● **Given request**
The listing beneath should be written out in full, exactly as shown.

start Supplied material

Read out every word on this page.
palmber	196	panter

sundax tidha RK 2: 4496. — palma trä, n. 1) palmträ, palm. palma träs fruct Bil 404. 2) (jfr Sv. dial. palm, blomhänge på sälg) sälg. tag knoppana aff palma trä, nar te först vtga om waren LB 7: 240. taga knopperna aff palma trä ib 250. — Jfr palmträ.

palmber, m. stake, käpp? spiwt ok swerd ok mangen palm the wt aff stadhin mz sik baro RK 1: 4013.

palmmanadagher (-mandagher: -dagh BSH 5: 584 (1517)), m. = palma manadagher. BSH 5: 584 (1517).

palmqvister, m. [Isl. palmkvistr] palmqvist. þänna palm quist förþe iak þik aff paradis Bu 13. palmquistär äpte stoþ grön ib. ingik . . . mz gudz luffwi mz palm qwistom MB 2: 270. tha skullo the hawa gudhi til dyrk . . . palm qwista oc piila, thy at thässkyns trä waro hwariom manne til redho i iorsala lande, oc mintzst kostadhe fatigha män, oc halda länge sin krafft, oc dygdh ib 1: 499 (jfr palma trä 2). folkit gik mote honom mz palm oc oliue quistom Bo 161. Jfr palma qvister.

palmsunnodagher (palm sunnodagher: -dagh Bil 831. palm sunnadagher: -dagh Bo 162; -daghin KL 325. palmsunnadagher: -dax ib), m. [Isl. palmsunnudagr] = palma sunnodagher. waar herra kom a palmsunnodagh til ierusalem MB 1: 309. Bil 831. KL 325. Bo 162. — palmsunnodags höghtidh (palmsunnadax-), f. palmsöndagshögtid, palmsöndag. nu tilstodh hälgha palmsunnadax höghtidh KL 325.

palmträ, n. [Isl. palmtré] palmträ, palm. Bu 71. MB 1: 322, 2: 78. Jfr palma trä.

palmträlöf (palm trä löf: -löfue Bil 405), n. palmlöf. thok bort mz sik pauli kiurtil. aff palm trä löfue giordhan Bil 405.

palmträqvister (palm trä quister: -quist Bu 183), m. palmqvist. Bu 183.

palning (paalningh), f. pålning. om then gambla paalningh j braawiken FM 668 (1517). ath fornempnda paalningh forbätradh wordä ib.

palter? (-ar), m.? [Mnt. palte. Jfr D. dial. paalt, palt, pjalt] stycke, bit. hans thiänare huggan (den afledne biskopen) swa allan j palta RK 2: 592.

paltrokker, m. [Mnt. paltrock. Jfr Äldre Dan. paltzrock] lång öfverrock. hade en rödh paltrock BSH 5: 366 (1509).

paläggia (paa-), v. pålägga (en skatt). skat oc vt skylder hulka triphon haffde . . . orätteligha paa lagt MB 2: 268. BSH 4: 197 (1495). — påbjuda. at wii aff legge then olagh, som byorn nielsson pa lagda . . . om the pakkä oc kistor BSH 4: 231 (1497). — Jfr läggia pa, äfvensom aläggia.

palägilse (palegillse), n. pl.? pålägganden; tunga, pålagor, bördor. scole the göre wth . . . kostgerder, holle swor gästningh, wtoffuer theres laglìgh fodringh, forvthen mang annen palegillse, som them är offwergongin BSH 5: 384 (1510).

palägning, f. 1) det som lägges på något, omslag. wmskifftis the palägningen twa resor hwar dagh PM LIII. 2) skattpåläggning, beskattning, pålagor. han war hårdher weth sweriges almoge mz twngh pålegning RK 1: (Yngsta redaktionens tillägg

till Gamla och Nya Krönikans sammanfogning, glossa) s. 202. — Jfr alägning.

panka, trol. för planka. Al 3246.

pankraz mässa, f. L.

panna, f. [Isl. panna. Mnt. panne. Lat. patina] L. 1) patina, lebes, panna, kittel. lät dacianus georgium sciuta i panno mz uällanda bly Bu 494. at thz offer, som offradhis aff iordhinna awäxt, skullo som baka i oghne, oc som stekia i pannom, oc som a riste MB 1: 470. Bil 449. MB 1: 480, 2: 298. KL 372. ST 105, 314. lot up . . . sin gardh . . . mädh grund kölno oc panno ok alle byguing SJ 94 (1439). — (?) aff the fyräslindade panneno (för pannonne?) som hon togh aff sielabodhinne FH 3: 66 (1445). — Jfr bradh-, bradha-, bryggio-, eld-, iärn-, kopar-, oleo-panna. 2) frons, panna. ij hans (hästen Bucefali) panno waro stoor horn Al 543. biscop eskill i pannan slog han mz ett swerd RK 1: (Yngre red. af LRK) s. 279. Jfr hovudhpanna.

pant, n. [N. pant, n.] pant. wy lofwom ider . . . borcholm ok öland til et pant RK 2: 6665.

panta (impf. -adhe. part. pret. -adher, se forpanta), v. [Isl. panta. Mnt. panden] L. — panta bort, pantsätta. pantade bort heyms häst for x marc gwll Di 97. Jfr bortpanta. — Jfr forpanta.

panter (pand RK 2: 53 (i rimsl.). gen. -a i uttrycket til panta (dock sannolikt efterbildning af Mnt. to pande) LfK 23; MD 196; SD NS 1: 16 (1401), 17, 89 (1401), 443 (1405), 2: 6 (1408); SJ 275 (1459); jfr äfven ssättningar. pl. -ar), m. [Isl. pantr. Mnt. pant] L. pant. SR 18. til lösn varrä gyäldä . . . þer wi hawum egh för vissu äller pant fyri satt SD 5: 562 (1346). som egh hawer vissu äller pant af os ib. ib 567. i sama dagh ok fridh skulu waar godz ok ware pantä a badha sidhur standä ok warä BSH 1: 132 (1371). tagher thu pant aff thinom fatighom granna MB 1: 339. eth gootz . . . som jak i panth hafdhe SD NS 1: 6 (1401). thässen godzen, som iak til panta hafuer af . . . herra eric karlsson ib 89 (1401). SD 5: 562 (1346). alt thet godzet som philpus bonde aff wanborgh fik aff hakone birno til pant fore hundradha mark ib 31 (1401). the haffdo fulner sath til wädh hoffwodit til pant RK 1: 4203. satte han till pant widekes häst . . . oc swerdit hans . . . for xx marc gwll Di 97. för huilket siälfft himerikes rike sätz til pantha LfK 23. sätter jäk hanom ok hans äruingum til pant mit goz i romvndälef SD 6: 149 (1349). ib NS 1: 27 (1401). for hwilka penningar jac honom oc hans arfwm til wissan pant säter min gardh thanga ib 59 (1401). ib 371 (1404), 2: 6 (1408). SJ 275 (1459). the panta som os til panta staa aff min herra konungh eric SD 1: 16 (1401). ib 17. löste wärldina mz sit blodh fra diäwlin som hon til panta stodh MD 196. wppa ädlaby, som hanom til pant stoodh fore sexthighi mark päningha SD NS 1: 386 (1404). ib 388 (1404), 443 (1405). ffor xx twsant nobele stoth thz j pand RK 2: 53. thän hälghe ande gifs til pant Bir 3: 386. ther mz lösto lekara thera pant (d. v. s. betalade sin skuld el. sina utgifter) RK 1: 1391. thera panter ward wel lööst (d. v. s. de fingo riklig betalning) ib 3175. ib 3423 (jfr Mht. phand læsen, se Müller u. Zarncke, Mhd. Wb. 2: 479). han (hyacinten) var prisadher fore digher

end Supplied material

● **Reply to the task**
Read out every word on this page.
palmber	196	panter

sundax tidha RK 2: 4496. — palma trä, n. 1) palmträ, palm. palma träs fruct Bil 404. 2) (jfr Sv. dial. palm, blomhänge på sälg) sälg. tag knoppana aff palma trä, nar te först vtga om waren LB 7: 240. taga knopperna aff palma trä ib 250. — Jfr palmträ.

palmber, m. stake, käpp? spiwt ok swerd ok mangen palm the wt aff stadhin mz sik baro RK 1: 4013.

palmmanadagher (-mandagher: -dagh BSH 5: 584 (1517)), m. = palma manadagher. BSH 5: 584 (1517).

palmqvister, m. [Isl. palmkvistr] palmqvist. þänna palm quist förþe iak þik aff paradis Bu 13. palmquistär äpte stoþ grön ib. ingik . . . mz gudz luffwi mz palm qwistom MB 2: 270. tha skullo the hawa gudhi til dyrk . . . palm qwista oc piila, thy at thässkyns trä waro hwariom manne til redho i iorsala lande, oc mintzst kostadhe fatigha män, oc halda länge sin krafft, oc dygdh ib 1: 499 (jfr palma trä 2). folkit gik mote honom mz palm oc oliue quistom Bo 161. Jfr palma qvister.

palmsunnodagher (palm sunnodagher: -dagh Bil 831. palm sunnadagher: -dagh Bo 162; -daghin KL 325. palmsunnadagher: -dax ib), m. [Isl. palmsunnudagr] = palma sunnodagher. waar herra kom a palmsunnodagh til ierusalem MB 1: 309. Bil 831. KL 325. Bo 162. — palmsunnodags höghtidh (palmsunnadax-), f. palmsöndagshögtid, palmsöndag. nu tilstodh hälgha palmsunnadax höghtidh KL 325.

palmträ, n. [Isl. palmtré] palmträ, palm. Bu 71. MB 1: 322, 2: 78. Jfr palma trä.

palmträlöf (palm trä löf: -löfue Bil 405), n. palmlöf. thok bort mz sik pauli kiurtil. aff palm trä löfue giordhan Bil 405.

palmträqvister (palm trä quister: -quist Bu 183), m. palmqvist. Bu 183.

palning (paalningh), f. pålning. om then gambla paalningh j braawiken FM 668 (1517). ath fornempnda paalningh forbätradh wordä ib.

palter? (-ar), m.? [Mnt. palte. Jfr D. dial. paalt, palt, pjalt] stycke, bit. hans thiänare huggan (den afledne biskopen) swa allan j palta RK 2: 592.

paltrokker, m. [Mnt. paltrock. Jfr Äldre Dan. paltzrock] lång öfverrock. hade en rödh paltrock BSH 5: 366 (1509).

paläggia (paa-), v. pålägga (en skatt). skat oc vt skylder hulka triphon haffde . . . orätteligha paa lagt MB 2: 268. BSH 4: 197 (1495). — påbjuda. at wii aff legge then olagh, som byorn nielsson pa lagda . . . om the pakkä oc kistor BSH 4: 231 (1497). — Jfr läggia pa, äfvensom aläggia.

palägilse (palegillse), n. pl.? pålägganden; tunga, pålagor, bördor. scole the göre wth . . . kostgerder, holle swor gästningh, wtoffuer theres laglìgh fodringh, forvthen mang annen palegillse, som them är offwergongin BSH 5: 384 (1510).

palägning, f. 1) det som lägges på något, omslag. wmskifftis the palägningen twa resor hwar dagh PM LIII. 2) skattpåläggning, beskattning, pålagor. han war hårdher weth sweriges almoge mz twngh pålegning RK 1: (Yngsta redaktionens tillägg

till Gamla och Nya Krönikans sammanfogning, glossa) s. 202. — Jfr alägning.

panka, trol. för planka. Al 3246.

pankraz mässa, f. L.

panna, f. [Isl. panna. Mnt. panne. Lat. patina] L. 1) patina, lebes, panna, kittel. lät dacianus georgium sciuta i panno mz uällanda bly Bu 494. at thz offer, som offradhis aff iordhinna awäxt, skullo som baka i oghne, oc som stekia i pannom, oc som a riste MB 1: 470. Bil 449. MB 1: 480, 2: 298. KL 372. ST 105, 314. lot up . . . sin gardh . . . mädh grund kölno oc panno ok alle byguing SJ 94 (1439). — (?) aff the fyräslindade panneno (för pannonne?) som hon togh aff sielabodhinne FH 3: 66 (1445). — Jfr bradh-, bradha-, bryggio-, eld-, iärn-, kopar-, oleo-panna. 2) frons, panna. ij hans (hästen Bucefali) panno waro stoor horn Al 543. biscop eskill i pannan slog han mz ett swerd RK 1: (Yngre red. af LRK) s. 279. Jfr hovudhpanna.

pant, n. [N. pant, n.] pant. wy lofwom ider . . . borcholm ok öland til et pant RK 2: 6665.

panta (impf. -adhe. part. pret. -adher, se forpanta), v. [Isl. panta. Mnt. panden] L. — panta bort, pantsätta. pantade bort heyms häst for x marc gwll Di 97. Jfr bortpanta. — Jfr forpanta.

panter (pand RK 2: 53 (i rimsl.). gen. -a i uttrycket til panta (dock sannolikt efterbildning af Mnt. to pande) LfK 23; MD 196; SD NS 1: 16 (1401), 17, 89 (1401), 443 (1405), 2: 6 (1408); SJ 275 (1459); jfr äfven ssättningar. pl. -ar), m. [Isl. pantr. Mnt. pant] L. pant. SR 18. til lösn varrä gyäldä . . . þer wi hawum egh för vissu äller pant fyri satt SD 5: 562 (1346). som egh hawer vissu äller pant af os ib. ib 567. i sama dagh ok fridh skulu waar godz ok ware pantä a badha sidhur standä ok warä BSH 1: 132 (1371). tagher thu pant aff thinom fatighom granna MB 1: 339. eth gootz . . . som jak i panth hafdhe SD NS 1: 6 (1401). thässen godzen, som iak til panta hafuer af . . . herra eric karlsson ib 89 (1401). SD 5: 562 (1346). alt thet godzet som philpus bonde aff wanborgh fik aff hakone birno til pant fore hundradha mark ib 31 (1401). the haffdo fulner sath til wädh hoffwodit til pant RK 1: 4203. satte han till pant widekes häst . . . oc swerdit hans . . . for xx marc gwll Di 97. för huilket siälfft himerikes rike sätz til pantha LfK 23. sätter jäk hanom ok hans äruingum til pant mit goz i romvndälef SD 6: 149 (1349). ib NS 1: 27 (1401). for hwilka penningar jac honom oc hans arfwm til wissan pant säter min gardh thanga ib 59 (1401). ib 371 (1404), 2: 6 (1408). SJ 275 (1459). the panta som os til panta staa aff min herra konungh eric SD 1: 16 (1401). ib 17. löste wärldina mz sit blodh fra diäwlin som hon til panta stodh MD 196. wppa ädlaby, som hanom til pant stoodh fore sexthighi mark päningha SD NS 1: 386 (1404). ib 388 (1404), 443 (1405). ffor xx twsant nobele stoth thz j pand RK 2: 53. thän hälghe ande gifs til pant Bir 3: 386. ther mz lösto lekara thera pant (d. v. s. betalade sin skuld el. sina utgifter) RK 1: 1391. thera panter ward wel lööst (d. v. s. de fingo riklig betalning) ib 3175. ib 3423 (jfr Mht. phand læsen, se Müller u. Zarncke, Mhd. Wb. 2: 479). han (hyacinten) var prisadher fore digher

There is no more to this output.